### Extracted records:
☆ ☆ ☆ ☆

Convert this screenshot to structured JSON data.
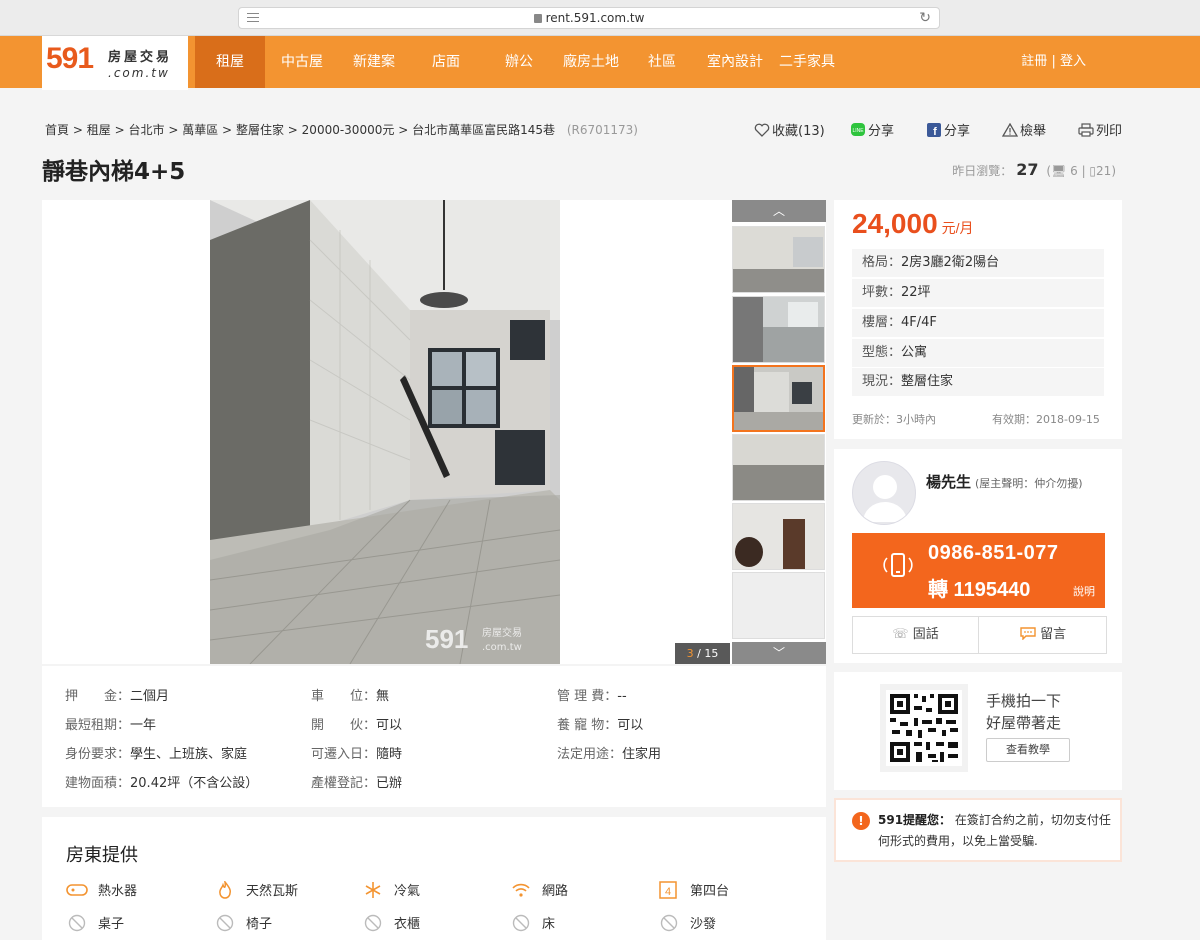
{
  "browser": {
    "url": "rent.591.com.tw"
  },
  "logo": {
    "number": "591",
    "brand": "房屋交易",
    "domain": ".com.tw"
  },
  "nav": {
    "items": [
      {
        "label": "租屋"
      },
      {
        "label": "中古屋"
      },
      {
        "label": "新建案"
      },
      {
        "label": "店面"
      },
      {
        "label": "辦公"
      },
      {
        "label": "廠房土地"
      },
      {
        "label": "社區"
      },
      {
        "label": "室內設計"
      },
      {
        "label": "二手家具"
      }
    ],
    "register": "註冊",
    "separator": "|",
    "login": "登入"
  },
  "breadcrumb": {
    "items": [
      "首頁",
      "租屋",
      "台北市",
      "萬華區",
      "整層住家",
      "20000-30000元",
      "台北市萬華區富民路145巷"
    ],
    "sep": ">",
    "code": "(R6701173)"
  },
  "actions": {
    "favorite": "收藏(13)",
    "line_share": "分享",
    "fb_share": "分享",
    "report": "檢舉",
    "print": "列印"
  },
  "listing": {
    "title": "靜巷內梯4+5",
    "views_label": "昨日瀏覽：",
    "views_count": "27",
    "views_pc": "6",
    "views_mobile": "21"
  },
  "gallery": {
    "current": "3",
    "total": "15",
    "sep": "/",
    "watermark_num": "591",
    "watermark_brand": "房屋交易",
    "watermark_domain": ".com.tw"
  },
  "details": {
    "deposit_label": "押　　金：",
    "deposit": "二個月",
    "parking_label": "車　　位：",
    "parking": "無",
    "mgmt_label": "管 理 費：",
    "mgmt": "--",
    "min_term_label": "最短租期：",
    "min_term": "一年",
    "cooking_label": "開　　伙：",
    "cooking": "可以",
    "pets_label": "養 寵 物：",
    "pets": "可以",
    "identity_label": "身份要求：",
    "identity": "學生、上班族、家庭",
    "move_in_label": "可遷入日：",
    "move_in": "隨時",
    "usage_label": "法定用途：",
    "usage": "住家用",
    "area_label": "建物面積：",
    "area": "20.42坪（不含公設）",
    "title_reg_label": "產權登記：",
    "title_reg": "已辦"
  },
  "amenities": {
    "title": "房東提供",
    "items": [
      {
        "label": "熱水器",
        "icon": "water-heater-icon"
      },
      {
        "label": "天然瓦斯",
        "icon": "gas-flame-icon"
      },
      {
        "label": "冷氣",
        "icon": "snowflake-icon"
      },
      {
        "label": "網路",
        "icon": "wifi-icon"
      },
      {
        "label": "第四台",
        "icon": "cable-tv-icon"
      },
      {
        "label": "桌子",
        "icon": "unavailable-icon"
      },
      {
        "label": "椅子",
        "icon": "unavailable-icon"
      },
      {
        "label": "衣櫃",
        "icon": "unavailable-icon"
      },
      {
        "label": "床",
        "icon": "unavailable-icon"
      },
      {
        "label": "沙發",
        "icon": "unavailable-icon"
      }
    ]
  },
  "price": {
    "amount": "24,000",
    "unit": "元/月"
  },
  "specs": [
    {
      "label": "格局：",
      "value": "2房3廳2衛2陽台"
    },
    {
      "label": "坪數：",
      "value": "22坪"
    },
    {
      "label": "樓層：",
      "value": "4F/4F"
    },
    {
      "label": "型態：",
      "value": "公寓"
    },
    {
      "label": "現況：",
      "value": "整層住家"
    }
  ],
  "meta": {
    "updated": "更新於：3小時內",
    "valid": "有效期：2018-09-15"
  },
  "agent": {
    "name": "楊先生",
    "note": "(屋主聲明：仲介勿擾)",
    "phone": "0986-851-077",
    "ext": "轉 1195440",
    "help": "說明",
    "call_label": "固話",
    "message_label": "留言"
  },
  "qr": {
    "line1": "手機拍一下",
    "line2": "好屋帶著走",
    "button": "查看教學"
  },
  "warning": {
    "title": "591提醒您：",
    "text": "在簽訂合約之前，切勿支付任何形式的費用，以免上當受騙."
  },
  "colors": {
    "brand_orange": "#f39431",
    "price_red": "#e94f1d",
    "phone_orange": "#f3661d"
  }
}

☆ ☆ ☆ ☆

Transcribe the material exactly, keeping every word and none of the pictures.

### Full output:
Convert this screenshot to structured JSON data.
{
  "browser": {
    "url": "rent.591.com.tw"
  },
  "logo": {
    "number": "591",
    "brand": "房屋交易",
    "domain": ".com.tw"
  },
  "nav": {
    "items": [
      {
        "label": "租屋"
      },
      {
        "label": "中古屋"
      },
      {
        "label": "新建案"
      },
      {
        "label": "店面"
      },
      {
        "label": "辦公"
      },
      {
        "label": "廠房土地"
      },
      {
        "label": "社區"
      },
      {
        "label": "室內設計"
      },
      {
        "label": "二手家具"
      }
    ],
    "register": "註冊",
    "separator": "|",
    "login": "登入"
  },
  "breadcrumb": {
    "items": [
      "首頁",
      "租屋",
      "台北市",
      "萬華區",
      "整層住家",
      "20000-30000元",
      "台北市萬華區富民路145巷"
    ],
    "sep": ">",
    "code": "(R6701173)"
  },
  "actions": {
    "favorite": "收藏(13)",
    "line_share": "分享",
    "fb_share": "分享",
    "report": "檢舉",
    "print": "列印"
  },
  "listing": {
    "title": "靜巷內梯4+5",
    "views_label": "昨日瀏覽：",
    "views_count": "27",
    "views_pc": "6",
    "views_mobile": "21"
  },
  "gallery": {
    "current": "3",
    "total": "15",
    "sep": "/",
    "watermark_num": "591",
    "watermark_brand": "房屋交易",
    "watermark_domain": ".com.tw"
  },
  "details": {
    "deposit_label": "押　　金：",
    "deposit": "二個月",
    "parking_label": "車　　位：",
    "parking": "無",
    "mgmt_label": "管 理 費：",
    "mgmt": "--",
    "min_term_label": "最短租期：",
    "min_term": "一年",
    "cooking_label": "開　　伙：",
    "cooking": "可以",
    "pets_label": "養 寵 物：",
    "pets": "可以",
    "identity_label": "身份要求：",
    "identity": "學生、上班族、家庭",
    "move_in_label": "可遷入日：",
    "move_in": "隨時",
    "usage_label": "法定用途：",
    "usage": "住家用",
    "area_label": "建物面積：",
    "area": "20.42坪（不含公設）",
    "title_reg_label": "產權登記：",
    "title_reg": "已辦"
  },
  "amenities": {
    "title": "房東提供",
    "items": [
      {
        "label": "熱水器",
        "icon": "water-heater-icon"
      },
      {
        "label": "天然瓦斯",
        "icon": "gas-flame-icon"
      },
      {
        "label": "冷氣",
        "icon": "snowflake-icon"
      },
      {
        "label": "網路",
        "icon": "wifi-icon"
      },
      {
        "label": "第四台",
        "icon": "cable-tv-icon"
      },
      {
        "label": "桌子",
        "icon": "unavailable-icon"
      },
      {
        "label": "椅子",
        "icon": "unavailable-icon"
      },
      {
        "label": "衣櫃",
        "icon": "unavailable-icon"
      },
      {
        "label": "床",
        "icon": "unavailable-icon"
      },
      {
        "label": "沙發",
        "icon": "unavailable-icon"
      }
    ]
  },
  "price": {
    "amount": "24,000",
    "unit": "元/月"
  },
  "specs": [
    {
      "label": "格局：",
      "value": "2房3廳2衛2陽台"
    },
    {
      "label": "坪數：",
      "value": "22坪"
    },
    {
      "label": "樓層：",
      "value": "4F/4F"
    },
    {
      "label": "型態：",
      "value": "公寓"
    },
    {
      "label": "現況：",
      "value": "整層住家"
    }
  ],
  "meta": {
    "updated": "更新於：3小時內",
    "valid": "有效期：2018-09-15"
  },
  "agent": {
    "name": "楊先生",
    "note": "(屋主聲明：仲介勿擾)",
    "phone": "0986-851-077",
    "ext": "轉 1195440",
    "help": "說明",
    "call_label": "固話",
    "message_label": "留言"
  },
  "qr": {
    "line1": "手機拍一下",
    "line2": "好屋帶著走",
    "button": "查看教學"
  },
  "warning": {
    "title": "591提醒您：",
    "text": "在簽訂合約之前，切勿支付任何形式的費用，以免上當受騙."
  },
  "colors": {
    "brand_orange": "#f39431",
    "price_red": "#e94f1d",
    "phone_orange": "#f3661d"
  }
}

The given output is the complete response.